— Start of Extracted information —
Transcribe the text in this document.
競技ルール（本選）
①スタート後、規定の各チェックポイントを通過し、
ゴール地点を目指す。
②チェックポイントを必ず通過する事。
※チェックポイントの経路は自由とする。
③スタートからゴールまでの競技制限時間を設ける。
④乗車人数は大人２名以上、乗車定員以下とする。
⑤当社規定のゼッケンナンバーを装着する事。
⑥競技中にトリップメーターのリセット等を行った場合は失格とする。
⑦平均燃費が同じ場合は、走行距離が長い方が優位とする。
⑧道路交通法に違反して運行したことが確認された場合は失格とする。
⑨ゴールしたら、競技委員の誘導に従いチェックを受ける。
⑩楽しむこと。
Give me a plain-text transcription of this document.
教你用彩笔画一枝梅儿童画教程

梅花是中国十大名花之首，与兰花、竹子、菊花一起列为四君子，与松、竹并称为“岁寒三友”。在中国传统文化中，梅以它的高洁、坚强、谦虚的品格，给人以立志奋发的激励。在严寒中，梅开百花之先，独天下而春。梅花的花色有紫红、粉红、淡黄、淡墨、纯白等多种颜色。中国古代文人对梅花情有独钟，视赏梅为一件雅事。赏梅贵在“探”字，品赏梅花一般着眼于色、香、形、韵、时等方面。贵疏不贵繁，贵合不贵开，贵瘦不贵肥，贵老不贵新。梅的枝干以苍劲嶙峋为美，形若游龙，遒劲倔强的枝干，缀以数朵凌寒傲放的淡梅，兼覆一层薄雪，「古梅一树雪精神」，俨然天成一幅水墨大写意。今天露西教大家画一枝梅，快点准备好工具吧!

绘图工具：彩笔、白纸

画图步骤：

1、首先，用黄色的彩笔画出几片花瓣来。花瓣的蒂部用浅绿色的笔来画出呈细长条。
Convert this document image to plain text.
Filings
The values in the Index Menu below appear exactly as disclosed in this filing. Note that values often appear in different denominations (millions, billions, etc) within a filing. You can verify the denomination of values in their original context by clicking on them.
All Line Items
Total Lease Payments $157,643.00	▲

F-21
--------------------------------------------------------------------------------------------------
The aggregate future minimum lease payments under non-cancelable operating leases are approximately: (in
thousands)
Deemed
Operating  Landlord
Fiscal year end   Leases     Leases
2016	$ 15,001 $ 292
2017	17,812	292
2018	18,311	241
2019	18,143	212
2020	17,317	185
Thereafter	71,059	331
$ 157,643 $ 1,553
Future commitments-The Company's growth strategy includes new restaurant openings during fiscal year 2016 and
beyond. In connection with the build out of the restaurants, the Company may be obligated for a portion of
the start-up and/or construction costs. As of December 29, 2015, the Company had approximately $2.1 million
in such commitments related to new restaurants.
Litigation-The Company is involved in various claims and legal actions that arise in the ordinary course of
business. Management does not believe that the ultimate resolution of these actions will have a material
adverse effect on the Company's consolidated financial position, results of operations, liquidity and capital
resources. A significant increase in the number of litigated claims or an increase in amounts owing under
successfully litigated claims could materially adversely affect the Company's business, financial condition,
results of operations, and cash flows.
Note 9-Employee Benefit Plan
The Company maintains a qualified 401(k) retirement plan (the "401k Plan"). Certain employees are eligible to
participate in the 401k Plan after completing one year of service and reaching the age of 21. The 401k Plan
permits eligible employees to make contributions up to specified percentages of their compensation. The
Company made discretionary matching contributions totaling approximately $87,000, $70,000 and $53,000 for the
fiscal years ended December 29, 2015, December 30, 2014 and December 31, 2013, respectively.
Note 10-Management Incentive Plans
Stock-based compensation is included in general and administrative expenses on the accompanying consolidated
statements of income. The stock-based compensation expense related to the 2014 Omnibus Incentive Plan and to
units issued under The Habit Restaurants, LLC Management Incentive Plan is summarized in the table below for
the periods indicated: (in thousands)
— End of Extracted information —
In the records, locate each line holding the string "commitments" and copy it.

Answer to this task:
Future commitments-The Company's growth strategy includes new restaurant openings during fiscal year 2016 and
in such commitments related to new restaurants.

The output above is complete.